Paste: Absolutely. It’s funny that you brought up comedy, too, because if I told somebody the storyline of this film and the premise of the film, they’d likely assume it’s a comedy of some of sorts.
Louis-Dreyfus: Maybe so, but honestly I think of it more as a drama with comedic relief within it. But I see the film as being tonally a little more skewed toward drama.
Ferrell: Or just a chapter in life. There are times when you’re laughing, and crying because you’re laughing. Other times it is deadly serious. Which is the excitement of this movie and especially for us to be in it. I speak for myself.
Louis-Dreyfus: No, you can speak for me. I’ve given you permission.
Ferrell: But just to get to do something this challenging and different—and different for the audience to see us play these types of roles.

Paste: Playing a couple, if you’re not a couple, is always difficult, right? But then playing a couple who are having problems is all the more difficult, because you have to have a history there to draw on. Did you know each other before the film?
Louis-Dreyfus: This is kind of stunning, but we had never met before this film.
Ferrell: Had never met, until we met about doing this movie.
Louis-Dreyfus: That’s right. Yeah. Isn’t that wild?

Paste: That’s insane.
Ferrell: Which is why it’s so fun to watch this couple on screen, because we just kinda hit the ground running. From the first moment.
Louis-Dreyfus: Totally. And I think we very much saw the film the same way when we were talking about it initially. We had a similar ear for the tone of the film that we were going for. Comedically and dramatically. We’ve both been in long-term relationships—we bring that to it. So there’s a lot to draw on. Fortunately we’re not in relationships that are so fraught as this one is, but all relationships go through ups and downs. It’s about how you navigate through the downs and the ups, frankly. But anyway it was a complete joy. And now I feel like we’re sort of joined at the hip forever, to a certain extent.
Ferrell: You meet. You talk. You go through a period of trying to get the movie together. Is it gonna happen? Is it not? Guess what—it is. So we’re going to do it in January. You’re coming off the crazy last season of Veep. And then there we are on the same plane flying—
Louis-Dreyfus: Not really knowing each other.
Ferrell: And not knowing we were going to be on the same flight. Then in a hotel in Austria, and then you just have to start rehearsing and then there’s a readthrough. And then due to weather issues, we have to do one of the harder scenes right out on day one. The scene in the hallway where Pete finally confesses to Billy. And I’m a terrible human being—in front of a crew—
Louis-Dreyfus: That we don’t know!
Ferrell: That we don’t know. But even as scary as that was, it was incredibly bonding to go through that.
Louis-Dreyfus: Totally.
Ferrell: And just finish that week like —
Louis-Dreyfus: We did it.
Ferrell: I think we’re going to be alright, this is going to be fun.
Louis-Dreyfus: Yeah, I think so too. We were thrown into the deep end.

Paste: Sidney Lumet said that one of his favorite tricks was on the first day of shooting to plan one of the hardest things and do one take and then say, “Okay, moving on.” Because then all the actors know that they have to bring it every single day.
Ferrell and Louis-Dreyfus: Wow.
Ferrell: We were on a limited schedule. A lot of the movie’s shot outside, so we only had limited cover, so we all knew we had to be ready.
Louis-Dreyfus: There was no fuck around time.

Paste: Through being in these people’s skins for a little while and being in this relationship for a little while, even fictional, did you learn anything about yourself that you then took back to your own relationship?
Ferrell: I know for a fact, the fight we have in the Who’s Afraid of Virginia Woolf moment in this movie, I’ve never had.
Louis-Dreyfus: Nor have I. To really live in that—and so thankful that it was a movie.
Ferrell: I was thankful to go through it with you.
Louis-Dreyfus: Right, exactly. And the same for me too.

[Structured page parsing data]
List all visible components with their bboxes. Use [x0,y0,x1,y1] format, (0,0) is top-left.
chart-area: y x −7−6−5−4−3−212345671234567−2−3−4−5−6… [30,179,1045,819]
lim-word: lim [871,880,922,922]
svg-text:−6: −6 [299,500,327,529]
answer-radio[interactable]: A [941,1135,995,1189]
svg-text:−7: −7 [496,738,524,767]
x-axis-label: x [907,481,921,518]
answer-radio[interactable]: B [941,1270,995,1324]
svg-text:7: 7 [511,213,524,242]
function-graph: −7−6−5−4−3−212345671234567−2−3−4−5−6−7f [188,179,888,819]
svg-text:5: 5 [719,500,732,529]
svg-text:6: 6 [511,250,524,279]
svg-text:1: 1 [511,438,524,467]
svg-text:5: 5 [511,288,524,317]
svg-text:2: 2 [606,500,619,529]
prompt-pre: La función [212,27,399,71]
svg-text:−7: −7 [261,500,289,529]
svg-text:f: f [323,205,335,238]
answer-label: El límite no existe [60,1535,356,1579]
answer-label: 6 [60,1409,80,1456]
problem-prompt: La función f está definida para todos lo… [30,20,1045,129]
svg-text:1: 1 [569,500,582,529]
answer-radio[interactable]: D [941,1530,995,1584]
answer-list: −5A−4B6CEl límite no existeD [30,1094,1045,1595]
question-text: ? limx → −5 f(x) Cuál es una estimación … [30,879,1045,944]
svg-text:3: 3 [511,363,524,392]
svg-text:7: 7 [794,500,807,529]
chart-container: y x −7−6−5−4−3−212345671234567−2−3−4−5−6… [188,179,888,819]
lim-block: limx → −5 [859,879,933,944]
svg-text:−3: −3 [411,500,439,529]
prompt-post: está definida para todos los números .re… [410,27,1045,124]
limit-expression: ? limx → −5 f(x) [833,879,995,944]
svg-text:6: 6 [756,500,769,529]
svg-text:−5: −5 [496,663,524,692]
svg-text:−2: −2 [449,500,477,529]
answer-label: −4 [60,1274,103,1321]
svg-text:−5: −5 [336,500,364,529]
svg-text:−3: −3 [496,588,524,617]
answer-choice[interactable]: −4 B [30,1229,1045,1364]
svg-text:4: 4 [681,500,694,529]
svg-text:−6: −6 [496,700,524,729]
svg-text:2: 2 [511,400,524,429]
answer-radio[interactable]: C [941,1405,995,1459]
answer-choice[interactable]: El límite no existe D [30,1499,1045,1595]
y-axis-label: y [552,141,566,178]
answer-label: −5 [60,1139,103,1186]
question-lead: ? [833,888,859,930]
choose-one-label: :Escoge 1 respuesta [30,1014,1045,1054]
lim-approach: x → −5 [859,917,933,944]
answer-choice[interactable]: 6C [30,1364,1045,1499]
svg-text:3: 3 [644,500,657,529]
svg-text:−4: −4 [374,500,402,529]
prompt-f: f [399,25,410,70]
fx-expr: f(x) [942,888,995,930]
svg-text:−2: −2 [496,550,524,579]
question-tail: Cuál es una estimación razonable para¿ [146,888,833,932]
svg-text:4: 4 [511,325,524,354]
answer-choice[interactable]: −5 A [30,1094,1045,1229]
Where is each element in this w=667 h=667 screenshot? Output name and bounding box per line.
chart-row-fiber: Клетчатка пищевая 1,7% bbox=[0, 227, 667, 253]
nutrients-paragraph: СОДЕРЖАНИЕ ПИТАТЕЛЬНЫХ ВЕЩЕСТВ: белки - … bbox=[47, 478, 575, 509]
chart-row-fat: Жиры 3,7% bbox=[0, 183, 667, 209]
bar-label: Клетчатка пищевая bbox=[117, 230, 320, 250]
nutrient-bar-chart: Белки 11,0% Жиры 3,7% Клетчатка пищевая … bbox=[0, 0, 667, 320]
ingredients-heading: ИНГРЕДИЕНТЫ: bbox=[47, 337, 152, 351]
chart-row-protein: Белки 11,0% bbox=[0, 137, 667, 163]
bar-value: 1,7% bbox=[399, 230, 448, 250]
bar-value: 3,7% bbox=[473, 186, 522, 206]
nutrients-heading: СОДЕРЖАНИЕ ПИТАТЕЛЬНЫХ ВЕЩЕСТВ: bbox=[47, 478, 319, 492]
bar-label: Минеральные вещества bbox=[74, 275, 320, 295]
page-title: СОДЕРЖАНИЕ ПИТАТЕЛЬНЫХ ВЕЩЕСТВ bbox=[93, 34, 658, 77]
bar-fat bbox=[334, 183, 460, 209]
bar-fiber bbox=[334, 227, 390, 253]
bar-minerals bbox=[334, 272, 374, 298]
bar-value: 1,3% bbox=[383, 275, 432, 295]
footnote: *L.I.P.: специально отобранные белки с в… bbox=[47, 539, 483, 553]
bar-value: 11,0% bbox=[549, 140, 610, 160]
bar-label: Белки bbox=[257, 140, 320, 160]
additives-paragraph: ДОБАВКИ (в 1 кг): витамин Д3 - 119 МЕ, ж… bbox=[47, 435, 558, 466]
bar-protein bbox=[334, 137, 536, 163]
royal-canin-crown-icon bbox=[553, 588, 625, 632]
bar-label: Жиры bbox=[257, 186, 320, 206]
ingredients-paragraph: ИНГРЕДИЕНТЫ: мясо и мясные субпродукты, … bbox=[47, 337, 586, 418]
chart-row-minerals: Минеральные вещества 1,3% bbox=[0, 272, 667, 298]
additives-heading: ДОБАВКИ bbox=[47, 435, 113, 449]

Questions to answer =>
**1.** Reproduce word for word the part of the interview starting at "Paste: Absolutely. It’s" and ending at "some of sorts.".
**2.** In the interview, which scene had to be filmed on day one because of weather issues?
The listing has nothing to do with this work.

Per-task outputs =>
**1.**
Paste: Absolutely. It’s funny that you brought up comedy, too, because if I told somebody the storyline of this film and the premise of the film, they’d likely assume it’s a comedy of some of sorts.

**2.** The scene in the hallway where Pete finally confesses to Billy.